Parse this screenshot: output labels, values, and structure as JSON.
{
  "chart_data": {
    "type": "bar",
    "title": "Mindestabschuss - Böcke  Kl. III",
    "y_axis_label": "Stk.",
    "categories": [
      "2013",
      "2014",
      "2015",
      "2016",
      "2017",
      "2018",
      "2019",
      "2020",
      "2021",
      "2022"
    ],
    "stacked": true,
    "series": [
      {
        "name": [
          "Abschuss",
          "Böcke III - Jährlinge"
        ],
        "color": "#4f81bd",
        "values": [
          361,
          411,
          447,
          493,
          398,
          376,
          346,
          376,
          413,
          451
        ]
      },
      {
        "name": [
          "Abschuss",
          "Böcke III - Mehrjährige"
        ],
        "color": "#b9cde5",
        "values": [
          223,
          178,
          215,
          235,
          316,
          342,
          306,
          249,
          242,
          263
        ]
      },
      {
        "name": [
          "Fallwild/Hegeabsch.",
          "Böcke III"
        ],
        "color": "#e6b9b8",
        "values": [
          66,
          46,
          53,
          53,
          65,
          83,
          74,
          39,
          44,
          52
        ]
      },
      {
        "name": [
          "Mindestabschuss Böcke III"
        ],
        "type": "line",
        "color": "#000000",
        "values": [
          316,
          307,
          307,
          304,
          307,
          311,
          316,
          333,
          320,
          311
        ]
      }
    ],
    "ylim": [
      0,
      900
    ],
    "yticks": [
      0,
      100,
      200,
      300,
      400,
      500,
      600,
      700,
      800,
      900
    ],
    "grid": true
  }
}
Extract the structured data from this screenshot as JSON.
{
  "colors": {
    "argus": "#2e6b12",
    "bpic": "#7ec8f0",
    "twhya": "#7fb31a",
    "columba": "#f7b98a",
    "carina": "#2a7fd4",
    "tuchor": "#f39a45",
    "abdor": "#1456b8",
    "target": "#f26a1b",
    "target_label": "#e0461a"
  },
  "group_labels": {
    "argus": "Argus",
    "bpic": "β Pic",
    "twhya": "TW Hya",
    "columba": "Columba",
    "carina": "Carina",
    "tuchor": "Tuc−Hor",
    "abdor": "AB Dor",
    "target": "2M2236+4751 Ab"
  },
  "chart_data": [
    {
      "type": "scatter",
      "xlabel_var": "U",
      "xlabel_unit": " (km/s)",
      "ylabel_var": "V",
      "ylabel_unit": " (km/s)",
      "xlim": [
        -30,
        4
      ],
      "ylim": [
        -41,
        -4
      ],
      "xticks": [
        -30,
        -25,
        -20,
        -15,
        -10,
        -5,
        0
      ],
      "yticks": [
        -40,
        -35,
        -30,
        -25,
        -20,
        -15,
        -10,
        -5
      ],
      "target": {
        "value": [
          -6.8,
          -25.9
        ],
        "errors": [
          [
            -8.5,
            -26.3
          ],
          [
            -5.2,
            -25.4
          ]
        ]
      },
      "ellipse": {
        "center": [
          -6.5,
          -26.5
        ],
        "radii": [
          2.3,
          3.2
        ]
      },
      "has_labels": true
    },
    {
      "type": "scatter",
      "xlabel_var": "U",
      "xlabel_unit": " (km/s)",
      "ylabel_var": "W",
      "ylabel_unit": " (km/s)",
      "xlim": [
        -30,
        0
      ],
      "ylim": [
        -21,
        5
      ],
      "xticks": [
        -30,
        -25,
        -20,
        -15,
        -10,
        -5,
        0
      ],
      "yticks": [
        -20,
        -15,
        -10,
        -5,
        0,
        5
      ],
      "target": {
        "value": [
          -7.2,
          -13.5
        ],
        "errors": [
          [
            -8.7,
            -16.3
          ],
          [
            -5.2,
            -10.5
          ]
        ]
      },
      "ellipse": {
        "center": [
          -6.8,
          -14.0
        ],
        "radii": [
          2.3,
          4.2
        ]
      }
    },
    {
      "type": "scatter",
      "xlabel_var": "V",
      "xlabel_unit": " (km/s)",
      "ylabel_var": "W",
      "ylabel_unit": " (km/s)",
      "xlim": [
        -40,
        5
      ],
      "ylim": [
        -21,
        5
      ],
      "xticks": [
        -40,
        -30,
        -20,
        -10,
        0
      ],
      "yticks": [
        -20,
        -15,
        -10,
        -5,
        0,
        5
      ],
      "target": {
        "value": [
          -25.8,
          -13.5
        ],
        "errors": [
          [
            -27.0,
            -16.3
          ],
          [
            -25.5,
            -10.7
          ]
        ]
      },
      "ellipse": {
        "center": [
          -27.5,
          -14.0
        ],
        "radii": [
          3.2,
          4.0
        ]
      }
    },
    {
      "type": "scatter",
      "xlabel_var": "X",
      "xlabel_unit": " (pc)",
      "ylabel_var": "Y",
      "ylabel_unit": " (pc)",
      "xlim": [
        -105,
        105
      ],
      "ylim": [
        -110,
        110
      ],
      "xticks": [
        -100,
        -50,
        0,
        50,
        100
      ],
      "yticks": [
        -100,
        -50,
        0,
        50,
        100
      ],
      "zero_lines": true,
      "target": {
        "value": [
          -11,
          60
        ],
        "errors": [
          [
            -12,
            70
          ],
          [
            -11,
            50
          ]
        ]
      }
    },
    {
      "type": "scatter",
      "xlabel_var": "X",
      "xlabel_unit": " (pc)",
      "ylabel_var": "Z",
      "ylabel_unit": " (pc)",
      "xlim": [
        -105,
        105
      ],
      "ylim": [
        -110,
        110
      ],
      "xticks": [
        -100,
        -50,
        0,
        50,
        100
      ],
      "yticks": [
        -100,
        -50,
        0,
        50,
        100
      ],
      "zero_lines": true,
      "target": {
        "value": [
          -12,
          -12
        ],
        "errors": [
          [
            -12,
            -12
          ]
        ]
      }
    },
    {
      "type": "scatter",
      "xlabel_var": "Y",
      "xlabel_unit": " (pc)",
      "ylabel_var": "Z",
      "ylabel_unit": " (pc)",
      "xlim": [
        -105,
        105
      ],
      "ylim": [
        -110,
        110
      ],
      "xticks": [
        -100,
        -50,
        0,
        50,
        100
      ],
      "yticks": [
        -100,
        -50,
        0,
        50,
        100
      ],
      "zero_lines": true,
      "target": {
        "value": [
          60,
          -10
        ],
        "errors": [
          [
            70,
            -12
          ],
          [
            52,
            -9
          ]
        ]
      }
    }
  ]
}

--------------------------------------------------

Instructions for the task:
Repeat each record exactly, leaving nothing out.

The reply:
Parse this screenshot: output labels, values, and structure as JSON.
{
  "chart_data": {
    "type": "bar",
    "title": "Mindestabschuss - Böcke  Kl. III",
    "y_axis_label": "Stk.",
    "categories": [
      "2013",
      "2014",
      "2015",
      "2016",
      "2017",
      "2018",
      "2019",
      "2020",
      "2021",
      "2022"
    ],
    "stacked": true,
    "series": [
      {
        "name": [
          "Abschuss",
          "Böcke III - Jährlinge"
        ],
        "color": "#4f81bd",
        "values": [
          361,
          411,
          447,
          493,
          398,
          376,
          346,
          376,
          413,
          451
        ]
      },
      {
        "name": [
          "Abschuss",
          "Böcke III - Mehrjährige"
        ],
        "color": "#b9cde5",
        "values": [
          223,
          178,
          215,
          235,
          316,
          342,
          306,
          249,
          242,
          263
        ]
      },
      {
        "name": [
          "Fallwild/Hegeabsch.",
          "Böcke III"
        ],
        "color": "#e6b9b8",
        "values": [
          66,
          46,
          53,
          53,
          65,
          83,
          74,
          39,
          44,
          52
        ]
      },
      {
        "name": [
          "Mindestabschuss Böcke III"
        ],
        "type": "line",
        "color": "#000000",
        "values": [
          316,
          307,
          307,
          304,
          307,
          311,
          316,
          333,
          320,
          311
        ]
      }
    ],
    "ylim": [
      0,
      900
    ],
    "yticks": [
      0,
      100,
      200,
      300,
      400,
      500,
      600,
      700,
      800,
      900
    ],
    "grid": true
  }
}
Extract the structured data from this screenshot as JSON.
{
  "colors": {
    "argus": "#2e6b12",
    "bpic": "#7ec8f0",
    "twhya": "#7fb31a",
    "columba": "#f7b98a",
    "carina": "#2a7fd4",
    "tuchor": "#f39a45",
    "abdor": "#1456b8",
    "target": "#f26a1b",
    "target_label": "#e0461a"
  },
  "group_labels": {
    "argus": "Argus",
    "bpic": "β Pic",
    "twhya": "TW Hya",
    "columba": "Columba",
    "carina": "Carina",
    "tuchor": "Tuc−Hor",
    "abdor": "AB Dor",
    "target": "2M2236+4751 Ab"
  },
  "chart_data": [
    {
      "type": "scatter",
      "xlabel_var": "U",
      "xlabel_unit": " (km/s)",
      "ylabel_var": "V",
      "ylabel_unit": " (km/s)",
      "xlim": [
        -30,
        4
      ],
      "ylim": [
        -41,
        -4
      ],
      "xticks": [
        -30,
        -25,
        -20,
        -15,
        -10,
        -5,
        0
      ],
      "yticks": [
        -40,
        -35,
        -30,
        -25,
        -20,
        -15,
        -10,
        -5
      ],
      "target": {
        "value": [
          -6.8,
          -25.9
        ],
        "errors": [
          [
            -8.5,
            -26.3
          ],
          [
            -5.2,
            -25.4
          ]
        ]
      },
      "ellipse": {
        "center": [
          -6.5,
          -26.5
        ],
        "radii": [
          2.3,
          3.2
        ]
      },
      "has_labels": true
    },
    {
      "type": "scatter",
      "xlabel_var": "U",
      "xlabel_unit": " (km/s)",
      "ylabel_var": "W",
      "ylabel_unit": " (km/s)",
      "xlim": [
        -30,
        0
      ],
      "ylim": [
        -21,
        5
      ],
      "xticks": [
        -30,
        -25,
        -20,
        -15,
        -10,
        -5,
        0
      ],
      "yticks": [
        -20,
        -15,
        -10,
        -5,
        0,
        5
      ],
      "target": {
        "value": [
          -7.2,
          -13.5
        ],
        "errors": [
          [
            -8.7,
            -16.3
          ],
          [
            -5.2,
            -10.5
          ]
        ]
      },
      "ellipse": {
        "center": [
          -6.8,
          -14.0
        ],
        "radii": [
          2.3,
          4.2
        ]
      }
    },
    {
      "type": "scatter",
      "xlabel_var": "V",
      "xlabel_unit": " (km/s)",
      "ylabel_var": "W",
      "ylabel_unit": " (km/s)",
      "xlim": [
        -40,
        5
      ],
      "ylim": [
        -21,
        5
      ],
      "xticks": [
        -40,
        -30,
        -20,
        -10,
        0
      ],
      "yticks": [
        -20,
        -15,
        -10,
        -5,
        0,
        5
      ],
      "target": {
        "value": [
          -25.8,
          -13.5
        ],
        "errors": [
          [
            -27.0,
            -16.3
          ],
          [
            -25.5,
            -10.7
          ]
        ]
      },
      "ellipse": {
        "center": [
          -27.5,
          -14.0
        ],
        "radii": [
          3.2,
          4.0
        ]
      }
    },
    {
      "type": "scatter",
      "xlabel_var": "X",
      "xlabel_unit": " (pc)",
      "ylabel_var": "Y",
      "ylabel_unit": " (pc)",
      "xlim": [
        -105,
        105
      ],
      "ylim": [
        -110,
        110
      ],
      "xticks": [
        -100,
        -50,
        0,
        50,
        100
      ],
      "yticks": [
        -100,
        -50,
        0,
        50,
        100
      ],
      "zero_lines": true,
      "target": {
        "value": [
          -11,
          60
        ],
        "errors": [
          [
            -12,
            70
          ],
          [
            -11,
            50
          ]
        ]
      }
    },
    {
      "type": "scatter",
      "xlabel_var": "X",
      "xlabel_unit": " (pc)",
      "ylabel_var": "Z",
      "ylabel_unit": " (pc)",
      "xlim": [
        -105,
        105
      ],
      "ylim": [
        -110,
        110
      ],
      "xticks": [
        -100,
        -50,
        0,
        50,
        100
      ],
      "yticks": [
        -100,
        -50,
        0,
        50,
        100
      ],
      "zero_lines": true,
      "target": {
        "value": [
          -12,
          -12
        ],
        "errors": [
          [
            -12,
            -12
          ]
        ]
      }
    },
    {
      "type": "scatter",
      "xlabel_var": "Y",
      "xlabel_unit": " (pc)",
      "ylabel_var": "Z",
      "ylabel_unit": " (pc)",
      "xlim": [
        -105,
        105
      ],
      "ylim": [
        -110,
        110
      ],
      "xticks": [
        -100,
        -50,
        0,
        50,
        100
      ],
      "yticks": [
        -100,
        -50,
        0,
        50,
        100
      ],
      "zero_lines": true,
      "target": {
        "value": [
          60,
          -10
        ],
        "errors": [
          [
            70,
            -12
          ],
          [
            52,
            -9
          ]
        ]
      }
    }
  ]
}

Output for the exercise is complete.